Exercise description
Can you reproduce the data beneath, keeping every line exact?

Figure content listings
********************
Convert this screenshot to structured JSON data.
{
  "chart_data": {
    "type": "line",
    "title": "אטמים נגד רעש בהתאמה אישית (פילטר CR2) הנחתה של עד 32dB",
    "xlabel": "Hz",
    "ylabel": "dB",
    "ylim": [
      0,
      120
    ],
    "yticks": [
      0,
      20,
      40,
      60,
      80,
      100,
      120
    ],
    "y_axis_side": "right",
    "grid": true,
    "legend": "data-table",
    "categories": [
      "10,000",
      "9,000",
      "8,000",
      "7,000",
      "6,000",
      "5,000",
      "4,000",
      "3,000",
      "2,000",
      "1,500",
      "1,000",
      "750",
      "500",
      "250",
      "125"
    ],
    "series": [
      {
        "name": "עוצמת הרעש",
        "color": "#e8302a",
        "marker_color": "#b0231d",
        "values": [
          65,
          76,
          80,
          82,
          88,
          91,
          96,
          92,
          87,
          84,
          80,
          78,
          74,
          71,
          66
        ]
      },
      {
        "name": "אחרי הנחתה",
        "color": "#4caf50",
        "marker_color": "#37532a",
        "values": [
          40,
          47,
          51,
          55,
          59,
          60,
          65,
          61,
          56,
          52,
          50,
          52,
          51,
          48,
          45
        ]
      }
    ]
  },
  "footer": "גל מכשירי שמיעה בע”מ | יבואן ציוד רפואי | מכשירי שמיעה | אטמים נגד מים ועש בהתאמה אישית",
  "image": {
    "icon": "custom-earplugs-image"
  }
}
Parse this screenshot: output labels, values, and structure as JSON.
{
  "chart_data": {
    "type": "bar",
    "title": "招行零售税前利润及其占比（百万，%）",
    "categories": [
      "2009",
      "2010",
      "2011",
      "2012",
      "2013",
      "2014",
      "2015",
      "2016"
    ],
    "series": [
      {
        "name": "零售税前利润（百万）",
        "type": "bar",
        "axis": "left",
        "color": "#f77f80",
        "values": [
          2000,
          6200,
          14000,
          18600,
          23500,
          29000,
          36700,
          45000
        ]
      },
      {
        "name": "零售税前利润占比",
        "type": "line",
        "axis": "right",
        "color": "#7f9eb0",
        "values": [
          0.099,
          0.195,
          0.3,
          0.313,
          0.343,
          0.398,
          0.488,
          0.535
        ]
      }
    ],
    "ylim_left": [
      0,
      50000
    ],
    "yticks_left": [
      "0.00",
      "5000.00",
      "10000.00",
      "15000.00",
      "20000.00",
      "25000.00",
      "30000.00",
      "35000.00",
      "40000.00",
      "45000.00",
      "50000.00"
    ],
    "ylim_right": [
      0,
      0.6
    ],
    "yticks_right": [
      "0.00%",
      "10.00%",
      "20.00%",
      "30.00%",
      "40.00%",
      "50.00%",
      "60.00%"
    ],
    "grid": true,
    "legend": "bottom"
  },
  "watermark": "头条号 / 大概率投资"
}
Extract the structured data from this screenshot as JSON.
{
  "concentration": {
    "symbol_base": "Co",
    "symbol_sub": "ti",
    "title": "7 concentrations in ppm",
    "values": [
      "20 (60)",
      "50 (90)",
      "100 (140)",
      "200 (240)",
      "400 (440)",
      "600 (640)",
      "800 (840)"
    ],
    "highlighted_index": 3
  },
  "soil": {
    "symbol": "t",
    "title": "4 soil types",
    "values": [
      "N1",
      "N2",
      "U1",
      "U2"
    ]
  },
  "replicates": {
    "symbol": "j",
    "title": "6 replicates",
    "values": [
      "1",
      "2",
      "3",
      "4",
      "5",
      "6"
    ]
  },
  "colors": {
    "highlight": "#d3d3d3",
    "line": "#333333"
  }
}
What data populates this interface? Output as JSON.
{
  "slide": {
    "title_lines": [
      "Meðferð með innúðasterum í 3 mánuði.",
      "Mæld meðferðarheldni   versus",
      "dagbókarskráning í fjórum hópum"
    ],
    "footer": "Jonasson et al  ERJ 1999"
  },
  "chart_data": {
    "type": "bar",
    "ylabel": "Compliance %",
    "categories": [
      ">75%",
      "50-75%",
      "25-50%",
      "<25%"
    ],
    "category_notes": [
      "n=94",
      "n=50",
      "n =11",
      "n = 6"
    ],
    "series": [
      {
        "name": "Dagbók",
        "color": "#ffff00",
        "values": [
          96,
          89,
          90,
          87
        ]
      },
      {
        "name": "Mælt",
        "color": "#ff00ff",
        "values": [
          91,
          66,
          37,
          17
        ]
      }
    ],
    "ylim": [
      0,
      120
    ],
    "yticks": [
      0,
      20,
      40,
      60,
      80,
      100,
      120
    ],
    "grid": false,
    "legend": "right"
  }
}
********************
Solution to this task
Convert this screenshot to structured JSON data.
{
  "chart_data": {
    "type": "line",
    "title": "אטמים נגד רעש בהתאמה אישית (פילטר CR2) הנחתה של עד 32dB",
    "xlabel": "Hz",
    "ylabel": "dB",
    "ylim": [
      0,
      120
    ],
    "yticks": [
      0,
      20,
      40,
      60,
      80,
      100,
      120
    ],
    "y_axis_side": "right",
    "grid": true,
    "legend": "data-table",
    "categories": [
      "10,000",
      "9,000",
      "8,000",
      "7,000",
      "6,000",
      "5,000",
      "4,000",
      "3,000",
      "2,000",
      "1,500",
      "1,000",
      "750",
      "500",
      "250",
      "125"
    ],
    "series": [
      {
        "name": "עוצמת הרעש",
        "color": "#e8302a",
        "marker_color": "#b0231d",
        "values": [
          65,
          76,
          80,
          82,
          88,
          91,
          96,
          92,
          87,
          84,
          80,
          78,
          74,
          71,
          66
        ]
      },
      {
        "name": "אחרי הנחתה",
        "color": "#4caf50",
        "marker_color": "#37532a",
        "values": [
          40,
          47,
          51,
          55,
          59,
          60,
          65,
          61,
          56,
          52,
          50,
          52,
          51,
          48,
          45
        ]
      }
    ]
  },
  "footer": "גל מכשירי שמיעה בע”מ | יבואן ציוד רפואי | מכשירי שמיעה | אטמים נגד מים ועש בהתאמה אישית",
  "image": {
    "icon": "custom-earplugs-image"
  }
}
Parse this screenshot: output labels, values, and structure as JSON.
{
  "chart_data": {
    "type": "bar",
    "title": "招行零售税前利润及其占比（百万，%）",
    "categories": [
      "2009",
      "2010",
      "2011",
      "2012",
      "2013",
      "2014",
      "2015",
      "2016"
    ],
    "series": [
      {
        "name": "零售税前利润（百万）",
        "type": "bar",
        "axis": "left",
        "color": "#f77f80",
        "values": [
          2000,
          6200,
          14000,
          18600,
          23500,
          29000,
          36700,
          45000
        ]
      },
      {
        "name": "零售税前利润占比",
        "type": "line",
        "axis": "right",
        "color": "#7f9eb0",
        "values": [
          0.099,
          0.195,
          0.3,
          0.313,
          0.343,
          0.398,
          0.488,
          0.535
        ]
      }
    ],
    "ylim_left": [
      0,
      50000
    ],
    "yticks_left": [
      "0.00",
      "5000.00",
      "10000.00",
      "15000.00",
      "20000.00",
      "25000.00",
      "30000.00",
      "35000.00",
      "40000.00",
      "45000.00",
      "50000.00"
    ],
    "ylim_right": [
      0,
      0.6
    ],
    "yticks_right": [
      "0.00%",
      "10.00%",
      "20.00%",
      "30.00%",
      "40.00%",
      "50.00%",
      "60.00%"
    ],
    "grid": true,
    "legend": "bottom"
  },
  "watermark": "头条号 / 大概率投资"
}
Extract the structured data from this screenshot as JSON.
{
  "concentration": {
    "symbol_base": "Co",
    "symbol_sub": "ti",
    "title": "7 concentrations in ppm",
    "values": [
      "20 (60)",
      "50 (90)",
      "100 (140)",
      "200 (240)",
      "400 (440)",
      "600 (640)",
      "800 (840)"
    ],
    "highlighted_index": 3
  },
  "soil": {
    "symbol": "t",
    "title": "4 soil types",
    "values": [
      "N1",
      "N2",
      "U1",
      "U2"
    ]
  },
  "replicates": {
    "symbol": "j",
    "title": "6 replicates",
    "values": [
      "1",
      "2",
      "3",
      "4",
      "5",
      "6"
    ]
  },
  "colors": {
    "highlight": "#d3d3d3",
    "line": "#333333"
  }
}
What data populates this interface? Output as JSON.
{
  "slide": {
    "title_lines": [
      "Meðferð með innúðasterum í 3 mánuði.",
      "Mæld meðferðarheldni   versus",
      "dagbókarskráning í fjórum hópum"
    ],
    "footer": "Jonasson et al  ERJ 1999"
  },
  "chart_data": {
    "type": "bar",
    "ylabel": "Compliance %",
    "categories": [
      ">75%",
      "50-75%",
      "25-50%",
      "<25%"
    ],
    "category_notes": [
      "n=94",
      "n=50",
      "n =11",
      "n = 6"
    ],
    "series": [
      {
        "name": "Dagbók",
        "color": "#ffff00",
        "values": [
          96,
          89,
          90,
          87
        ]
      },
      {
        "name": "Mælt",
        "color": "#ff00ff",
        "values": [
          91,
          66,
          37,
          17
        ]
      }
    ],
    "ylim": [
      0,
      120
    ],
    "yticks": [
      0,
      20,
      40,
      60,
      80,
      100,
      120
    ],
    "grid": false,
    "legend": "right"
  }
}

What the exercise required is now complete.